Write out all of the records precisely. Skip anything that is a picture.

╭─ Source material

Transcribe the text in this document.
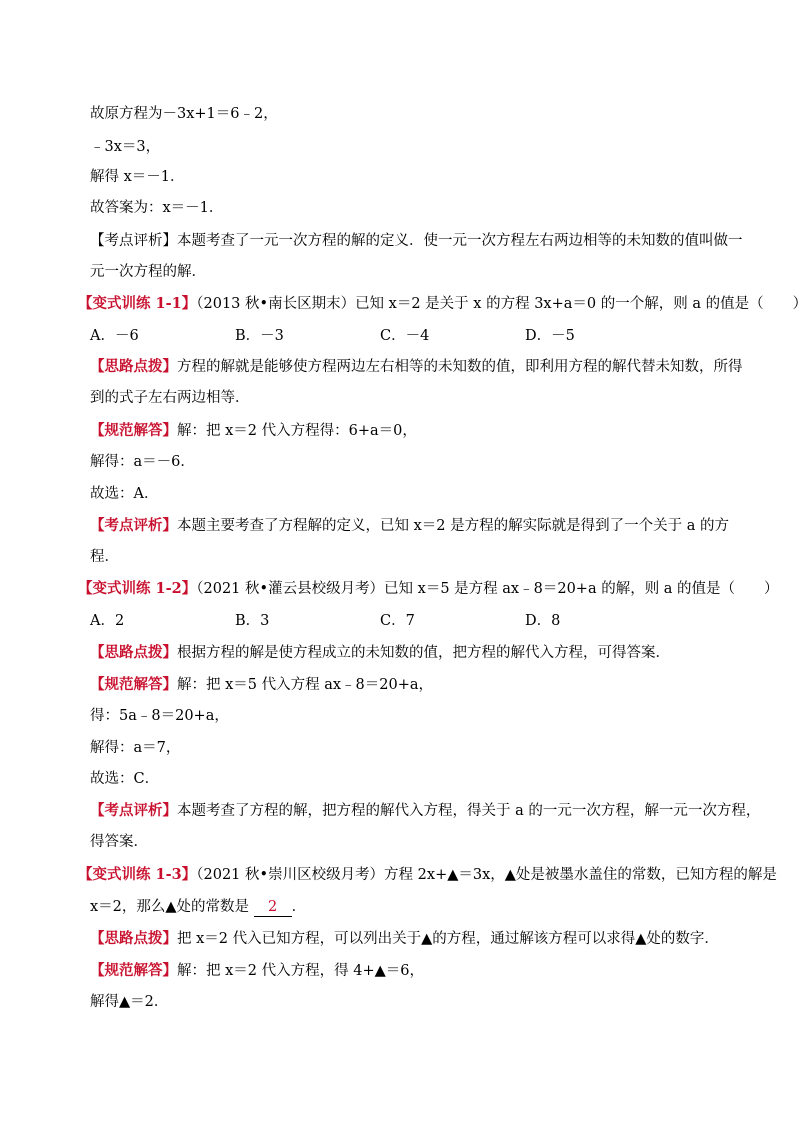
故原方程为－3x+1＝6﹣2，
﹣3x＝3，
解得 x＝－1．
故答案为：x＝－1．
【考点评析】本题考查了一元一次方程的解的定义．使一元一次方程左右两边相等的未知数的值叫做一
元一次方程的解．
【变式训练 1-1】（2013 秋•南长区期末）已知 x＝2 是关于 x 的方程 3x+a＝0 的一个解，则 a 的值是（　　）
A．－6	B．－3	C．－4	D．－5
【思路点拨】方程的解就是能够使方程两边左右相等的未知数的值，即利用方程的解代替未知数，所得
到的式子左右两边相等．
【规范解答】解：把 x＝2 代入方程得：6+a＝0，
解得：a＝－6．
故选：A．
【考点评析】本题主要考查了方程解的定义，已知 x＝2 是方程的解实际就是得到了一个关于 a 的方
程．
【变式训练 1-2】（2021 秋•灌云县校级月考）已知 x＝5 是方程 ax﹣8＝20+a 的解，则 a 的值是（　　）
A．2	B．3	C．7	D．8
【思路点拨】根据方程的解是使方程成立的未知数的值，把方程的解代入方程，可得答案．
【规范解答】解：把 x＝5 代入方程 ax﹣8＝20+a，
得：5a﹣8＝20+a，
解得：a＝7，
故选：C．
【考点评析】本题考查了方程的解，把方程的解代入方程，得关于 a 的一元一次方程，解一元一次方程，
得答案．
【变式训练 1-3】（2021 秋•崇川区校级月考）方程 2x+▲＝3x，▲处是被墨水盖住的常数，已知方程的解是
x＝2，那么▲处的常数是 2 ．
【思路点拨】把 x＝2 代入已知方程，可以列出关于▲的方程，通过解该方程可以求得▲处的数字．
【规范解答】解：把 x＝2 代入方程，得 4+▲＝6，
解得▲＝2．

╰─

→ Exercise result:
Transcribe the text in this document.
故原方程为－3x+1＝6﹣2，
﹣3x＝3，
解得 x＝－1．
故答案为：x＝－1．
【考点评析】本题考查了一元一次方程的解的定义．使一元一次方程左右两边相等的未知数的值叫做一
元一次方程的解．
【变式训练 1-1】（2013 秋•南长区期末）已知 x＝2 是关于 x 的方程 3x+a＝0 的一个解，则 a 的值是（　　）
A．－6	B．－3	C．－4	D．－5
【思路点拨】方程的解就是能够使方程两边左右相等的未知数的值，即利用方程的解代替未知数，所得
到的式子左右两边相等．
【规范解答】解：把 x＝2 代入方程得：6+a＝0，
解得：a＝－6．
故选：A．
【考点评析】本题主要考查了方程解的定义，已知 x＝2 是方程的解实际就是得到了一个关于 a 的方
程．
【变式训练 1-2】（2021 秋•灌云县校级月考）已知 x＝5 是方程 ax﹣8＝20+a 的解，则 a 的值是（　　）
A．2	B．3	C．7	D．8
【思路点拨】根据方程的解是使方程成立的未知数的值，把方程的解代入方程，可得答案．
【规范解答】解：把 x＝5 代入方程 ax﹣8＝20+a，
得：5a﹣8＝20+a，
解得：a＝7，
故选：C．
【考点评析】本题考查了方程的解，把方程的解代入方程，得关于 a 的一元一次方程，解一元一次方程，
得答案．
【变式训练 1-3】（2021 秋•崇川区校级月考）方程 2x+▲＝3x，▲处是被墨水盖住的常数，已知方程的解是
x＝2，那么▲处的常数是 2 ．
【思路点拨】把 x＝2 代入已知方程，可以列出关于▲的方程，通过解该方程可以求得▲处的数字．
【规范解答】解：把 x＝2 代入方程，得 4+▲＝6，
解得▲＝2．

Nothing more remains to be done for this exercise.